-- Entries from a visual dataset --

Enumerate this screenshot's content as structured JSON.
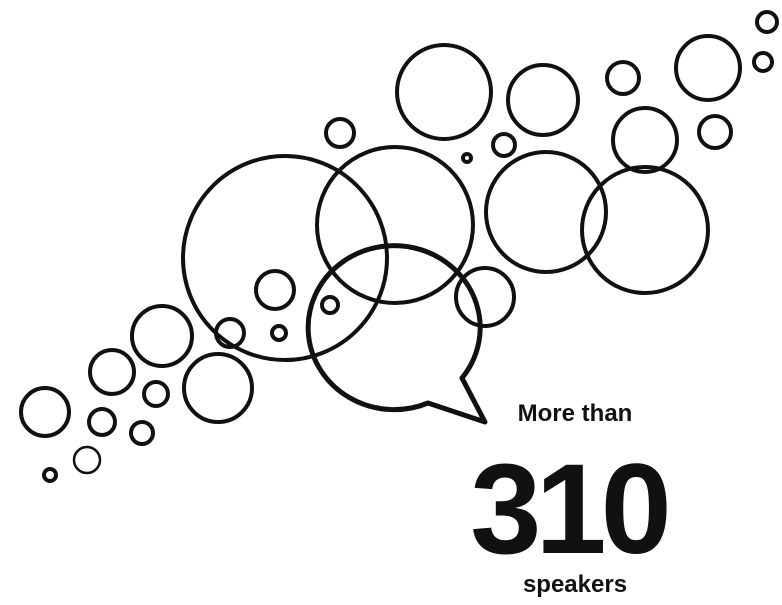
{
  "lead": "More than",
  "number": "310",
  "unit": "speakers"
}
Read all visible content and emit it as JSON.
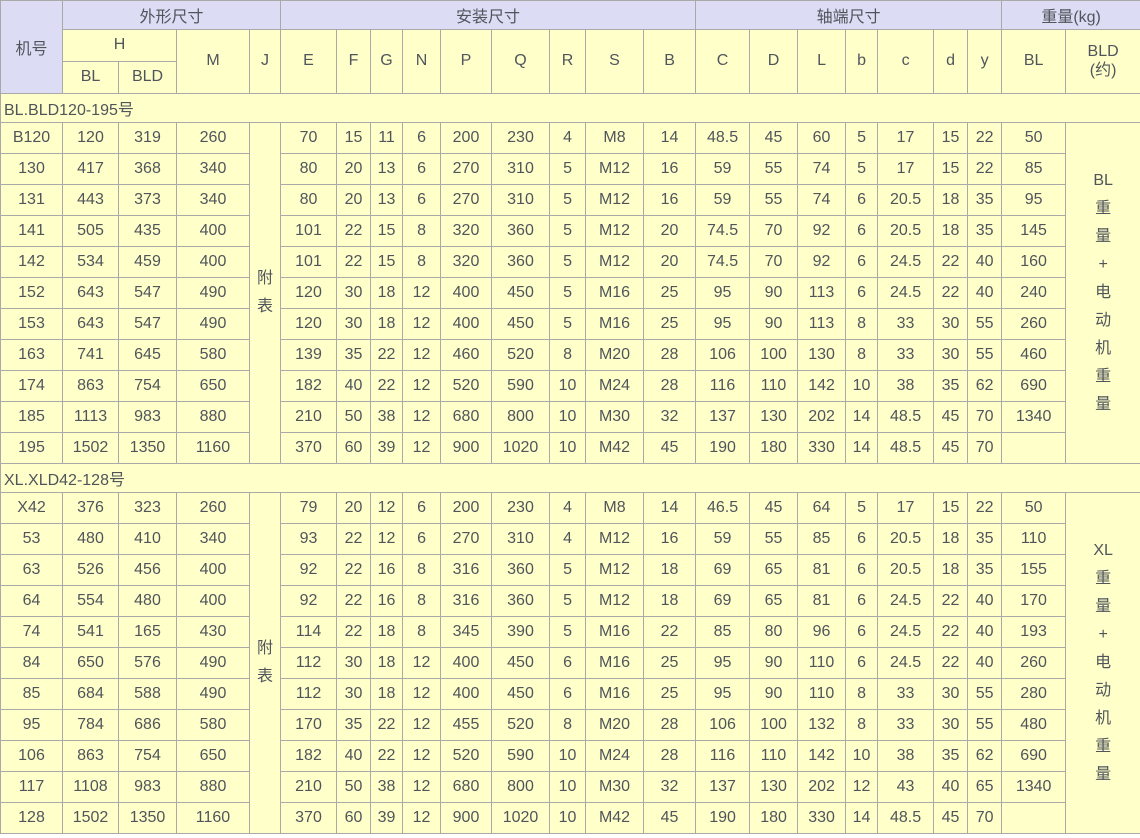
{
  "colors": {
    "band_bg": "#dcdcf4",
    "cell_bg": "#ffffc9",
    "border": "#a9a9a9",
    "text": "#50555c"
  },
  "header": {
    "rows": [
      [
        {
          "label": "机号",
          "rowspan": 3,
          "name": "machine-no-header"
        },
        {
          "label": "外形尺寸",
          "colspan": 4,
          "name": "band-outline-dimensions"
        },
        {
          "label": "安装尺寸",
          "colspan": 9,
          "name": "band-mounting-dimensions"
        },
        {
          "label": "轴端尺寸",
          "colspan": 7,
          "name": "band-shaft-end-dimensions"
        },
        {
          "label": "重量(kg)",
          "colspan": 2,
          "name": "band-weight-kg"
        }
      ],
      [
        {
          "label": "H",
          "colspan": 2,
          "name": "col-header-H"
        },
        {
          "label": "M",
          "rowspan": 2,
          "name": "col-header-M"
        },
        {
          "label": "J",
          "rowspan": 2,
          "name": "col-header-J"
        },
        {
          "label": "E",
          "rowspan": 2,
          "name": "col-header-E"
        },
        {
          "label": "F",
          "rowspan": 2,
          "name": "col-header-F"
        },
        {
          "label": "G",
          "rowspan": 2,
          "name": "col-header-G"
        },
        {
          "label": "N",
          "rowspan": 2,
          "name": "col-header-N"
        },
        {
          "label": "P",
          "rowspan": 2,
          "name": "col-header-P"
        },
        {
          "label": "Q",
          "rowspan": 2,
          "name": "col-header-Q"
        },
        {
          "label": "R",
          "rowspan": 2,
          "name": "col-header-R"
        },
        {
          "label": "S",
          "rowspan": 2,
          "name": "col-header-S"
        },
        {
          "label": "B",
          "rowspan": 2,
          "name": "col-header-B"
        },
        {
          "label": "C",
          "rowspan": 2,
          "name": "col-header-C"
        },
        {
          "label": "D",
          "rowspan": 2,
          "name": "col-header-D"
        },
        {
          "label": "L",
          "rowspan": 2,
          "name": "col-header-L"
        },
        {
          "label": "b",
          "rowspan": 2,
          "name": "col-header-b"
        },
        {
          "label": "c",
          "rowspan": 2,
          "name": "col-header-c"
        },
        {
          "label": "d",
          "rowspan": 2,
          "name": "col-header-d"
        },
        {
          "label": "y",
          "rowspan": 2,
          "name": "col-header-y"
        },
        {
          "label": "BL",
          "rowspan": 2,
          "name": "col-header-BL-weight"
        },
        {
          "lines": [
            "BLD",
            "(约)"
          ],
          "rowspan": 2,
          "name": "col-header-BLD-weight"
        }
      ],
      [
        {
          "label": "BL",
          "name": "col-header-H-BL"
        },
        {
          "label": "BLD",
          "name": "col-header-H-BLD"
        }
      ]
    ]
  },
  "sections": [
    {
      "title": "BL.BLD120-195号",
      "j_lines": [
        "附",
        "表"
      ],
      "weight_lines": [
        "BL",
        "重",
        "量",
        "+",
        "电",
        "动",
        "机",
        "重",
        "量"
      ],
      "rows": [
        [
          "B120",
          "120",
          "319",
          "260",
          "70",
          "15",
          "11",
          "6",
          "200",
          "230",
          "4",
          "M8",
          "14",
          "48.5",
          "45",
          "60",
          "5",
          "17",
          "15",
          "22",
          "50"
        ],
        [
          "130",
          "417",
          "368",
          "340",
          "80",
          "20",
          "13",
          "6",
          "270",
          "310",
          "5",
          "M12",
          "16",
          "59",
          "55",
          "74",
          "5",
          "17",
          "15",
          "22",
          "85"
        ],
        [
          "131",
          "443",
          "373",
          "340",
          "80",
          "20",
          "13",
          "6",
          "270",
          "310",
          "5",
          "M12",
          "16",
          "59",
          "55",
          "74",
          "6",
          "20.5",
          "18",
          "35",
          "95"
        ],
        [
          "141",
          "505",
          "435",
          "400",
          "101",
          "22",
          "15",
          "8",
          "320",
          "360",
          "5",
          "M12",
          "20",
          "74.5",
          "70",
          "92",
          "6",
          "20.5",
          "18",
          "35",
          "145"
        ],
        [
          "142",
          "534",
          "459",
          "400",
          "101",
          "22",
          "15",
          "8",
          "320",
          "360",
          "5",
          "M12",
          "20",
          "74.5",
          "70",
          "92",
          "6",
          "24.5",
          "22",
          "40",
          "160"
        ],
        [
          "152",
          "643",
          "547",
          "490",
          "120",
          "30",
          "18",
          "12",
          "400",
          "450",
          "5",
          "M16",
          "25",
          "95",
          "90",
          "113",
          "6",
          "24.5",
          "22",
          "40",
          "240"
        ],
        [
          "153",
          "643",
          "547",
          "490",
          "120",
          "30",
          "18",
          "12",
          "400",
          "450",
          "5",
          "M16",
          "25",
          "95",
          "90",
          "113",
          "8",
          "33",
          "30",
          "55",
          "260"
        ],
        [
          "163",
          "741",
          "645",
          "580",
          "139",
          "35",
          "22",
          "12",
          "460",
          "520",
          "8",
          "M20",
          "28",
          "106",
          "100",
          "130",
          "8",
          "33",
          "30",
          "55",
          "460"
        ],
        [
          "174",
          "863",
          "754",
          "650",
          "182",
          "40",
          "22",
          "12",
          "520",
          "590",
          "10",
          "M24",
          "28",
          "116",
          "110",
          "142",
          "10",
          "38",
          "35",
          "62",
          "690"
        ],
        [
          "185",
          "1113",
          "983",
          "880",
          "210",
          "50",
          "38",
          "12",
          "680",
          "800",
          "10",
          "M30",
          "32",
          "137",
          "130",
          "202",
          "14",
          "48.5",
          "45",
          "70",
          "1340"
        ],
        [
          "195",
          "1502",
          "1350",
          "1160",
          "370",
          "60",
          "39",
          "12",
          "900",
          "1020",
          "10",
          "M42",
          "45",
          "190",
          "180",
          "330",
          "14",
          "48.5",
          "45",
          "70",
          ""
        ]
      ]
    },
    {
      "title": "XL.XLD42-128号",
      "j_lines": [
        "附",
        "表"
      ],
      "weight_lines": [
        "XL",
        "重",
        "量",
        "+",
        "电",
        "动",
        "机",
        "重",
        "量"
      ],
      "rows": [
        [
          "X42",
          "376",
          "323",
          "260",
          "79",
          "20",
          "12",
          "6",
          "200",
          "230",
          "4",
          "M8",
          "14",
          "46.5",
          "45",
          "64",
          "5",
          "17",
          "15",
          "22",
          "50"
        ],
        [
          "53",
          "480",
          "410",
          "340",
          "93",
          "22",
          "12",
          "6",
          "270",
          "310",
          "4",
          "M12",
          "16",
          "59",
          "55",
          "85",
          "6",
          "20.5",
          "18",
          "35",
          "110"
        ],
        [
          "63",
          "526",
          "456",
          "400",
          "92",
          "22",
          "16",
          "8",
          "316",
          "360",
          "5",
          "M12",
          "18",
          "69",
          "65",
          "81",
          "6",
          "20.5",
          "18",
          "35",
          "155"
        ],
        [
          "64",
          "554",
          "480",
          "400",
          "92",
          "22",
          "16",
          "8",
          "316",
          "360",
          "5",
          "M12",
          "18",
          "69",
          "65",
          "81",
          "6",
          "24.5",
          "22",
          "40",
          "170"
        ],
        [
          "74",
          "541",
          "165",
          "430",
          "114",
          "22",
          "18",
          "8",
          "345",
          "390",
          "5",
          "M16",
          "22",
          "85",
          "80",
          "96",
          "6",
          "24.5",
          "22",
          "40",
          "193"
        ],
        [
          "84",
          "650",
          "576",
          "490",
          "112",
          "30",
          "18",
          "12",
          "400",
          "450",
          "6",
          "M16",
          "25",
          "95",
          "90",
          "110",
          "6",
          "24.5",
          "22",
          "40",
          "260"
        ],
        [
          "85",
          "684",
          "588",
          "490",
          "112",
          "30",
          "18",
          "12",
          "400",
          "450",
          "6",
          "M16",
          "25",
          "95",
          "90",
          "110",
          "8",
          "33",
          "30",
          "55",
          "280"
        ],
        [
          "95",
          "784",
          "686",
          "580",
          "170",
          "35",
          "22",
          "12",
          "455",
          "520",
          "8",
          "M20",
          "28",
          "106",
          "100",
          "132",
          "8",
          "33",
          "30",
          "55",
          "480"
        ],
        [
          "106",
          "863",
          "754",
          "650",
          "182",
          "40",
          "22",
          "12",
          "520",
          "590",
          "10",
          "M24",
          "28",
          "116",
          "110",
          "142",
          "10",
          "38",
          "35",
          "62",
          "690"
        ],
        [
          "117",
          "1108",
          "983",
          "880",
          "210",
          "50",
          "38",
          "12",
          "680",
          "800",
          "10",
          "M30",
          "32",
          "137",
          "130",
          "202",
          "12",
          "43",
          "40",
          "65",
          "1340"
        ],
        [
          "128",
          "1502",
          "1350",
          "1160",
          "370",
          "60",
          "39",
          "12",
          "900",
          "1020",
          "10",
          "M42",
          "45",
          "190",
          "180",
          "330",
          "14",
          "48.5",
          "45",
          "70",
          ""
        ]
      ]
    }
  ]
}
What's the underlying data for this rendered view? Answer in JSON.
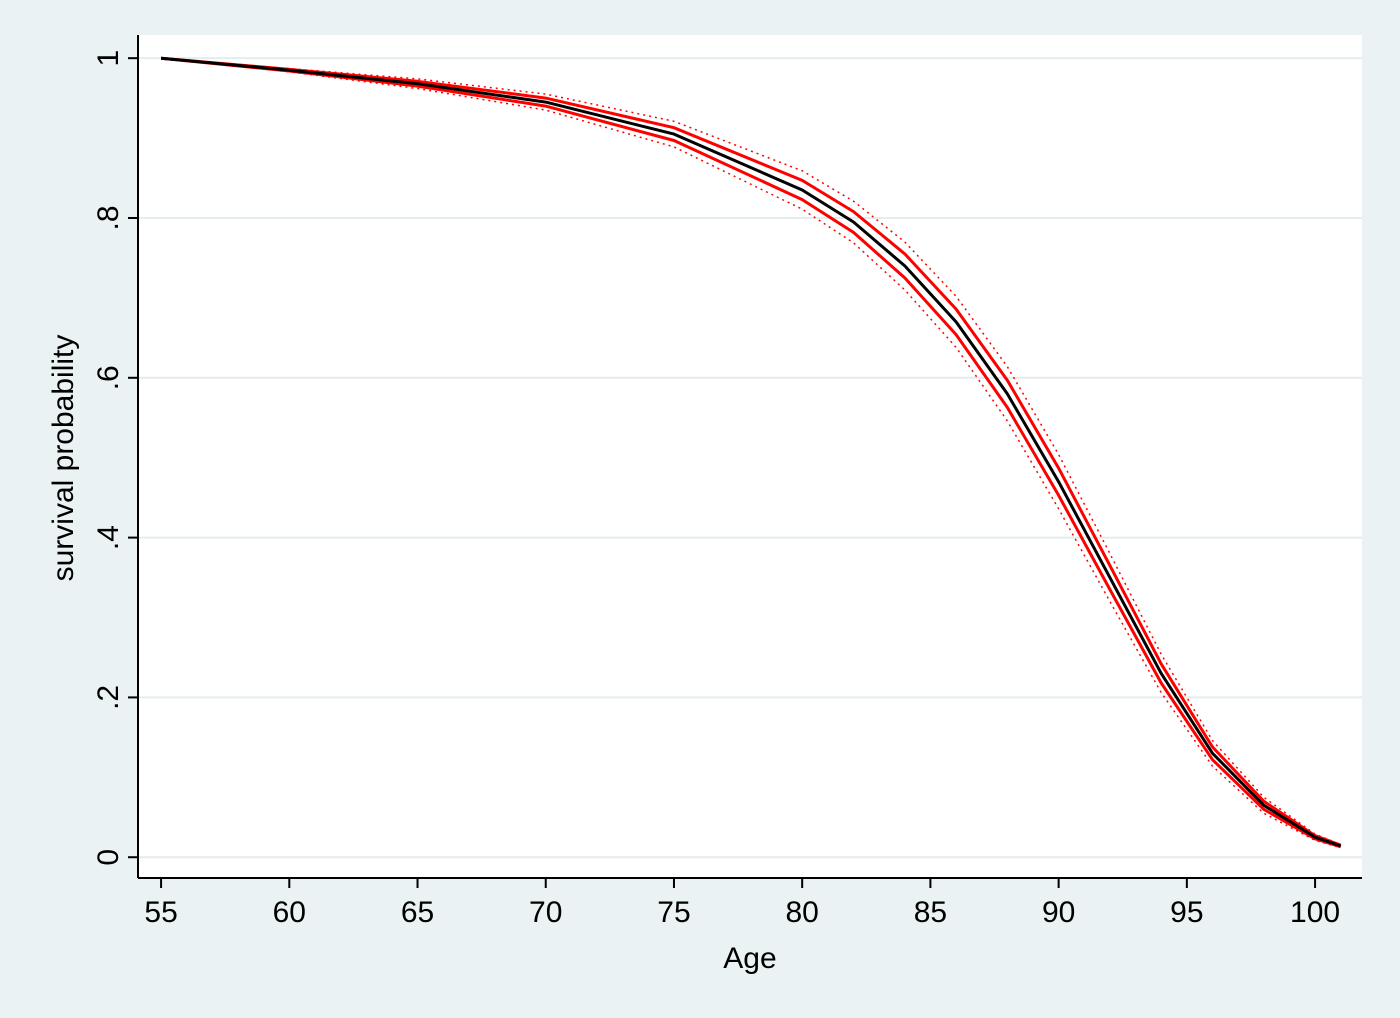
{
  "chart_data": {
    "type": "line",
    "xlabel": "Age",
    "ylabel": "survival probability",
    "x": [
      55,
      60,
      65,
      70,
      75,
      80,
      82,
      84,
      86,
      88,
      90,
      92,
      94,
      96,
      98,
      100,
      101
    ],
    "series": [
      {
        "color": "#ff0000",
        "dash": "dotted",
        "width": 1.5,
        "values": [
          1.0,
          0.987,
          0.974,
          0.955,
          0.921,
          0.859,
          0.821,
          0.77,
          0.702,
          0.614,
          0.504,
          0.38,
          0.254,
          0.146,
          0.075,
          0.029,
          0.016
        ]
      },
      {
        "color": "#ff0000",
        "dash": "dotted",
        "width": 1.5,
        "values": [
          1.0,
          0.983,
          0.962,
          0.935,
          0.889,
          0.811,
          0.769,
          0.71,
          0.638,
          0.546,
          0.436,
          0.32,
          0.206,
          0.114,
          0.055,
          0.021,
          0.012
        ]
      },
      {
        "color": "#ff0000",
        "dash": "solid",
        "width": 3,
        "values": [
          1.0,
          0.986,
          0.971,
          0.95,
          0.913,
          0.847,
          0.808,
          0.755,
          0.686,
          0.597,
          0.487,
          0.365,
          0.242,
          0.138,
          0.07,
          0.027,
          0.015
        ]
      },
      {
        "color": "#ff0000",
        "dash": "solid",
        "width": 3,
        "values": [
          1.0,
          0.984,
          0.965,
          0.94,
          0.897,
          0.823,
          0.782,
          0.725,
          0.654,
          0.563,
          0.453,
          0.335,
          0.218,
          0.122,
          0.06,
          0.023,
          0.013
        ]
      },
      {
        "color": "#000000",
        "dash": "solid",
        "width": 3,
        "values": [
          1.0,
          0.985,
          0.968,
          0.945,
          0.905,
          0.835,
          0.795,
          0.74,
          0.67,
          0.58,
          0.47,
          0.35,
          0.23,
          0.13,
          0.065,
          0.025,
          0.014
        ]
      }
    ],
    "xlim": [
      54.1,
      101.83
    ],
    "xticks": [
      55,
      60,
      65,
      70,
      75,
      80,
      85,
      90,
      95,
      100
    ],
    "ylim": [
      -0.026,
      1.029
    ],
    "yticks": [
      0,
      {
        "value": 0.2,
        "label": ".2"
      },
      {
        "value": 0.4,
        "label": ".4"
      },
      {
        "value": 0.6,
        "label": ".6"
      },
      {
        "value": 0.8,
        "label": ".8"
      },
      1
    ],
    "grid": true
  }
}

-- Prompt --
Among the lines above, how many contain the string "this"? State the number alone.

-- Expected answer --
2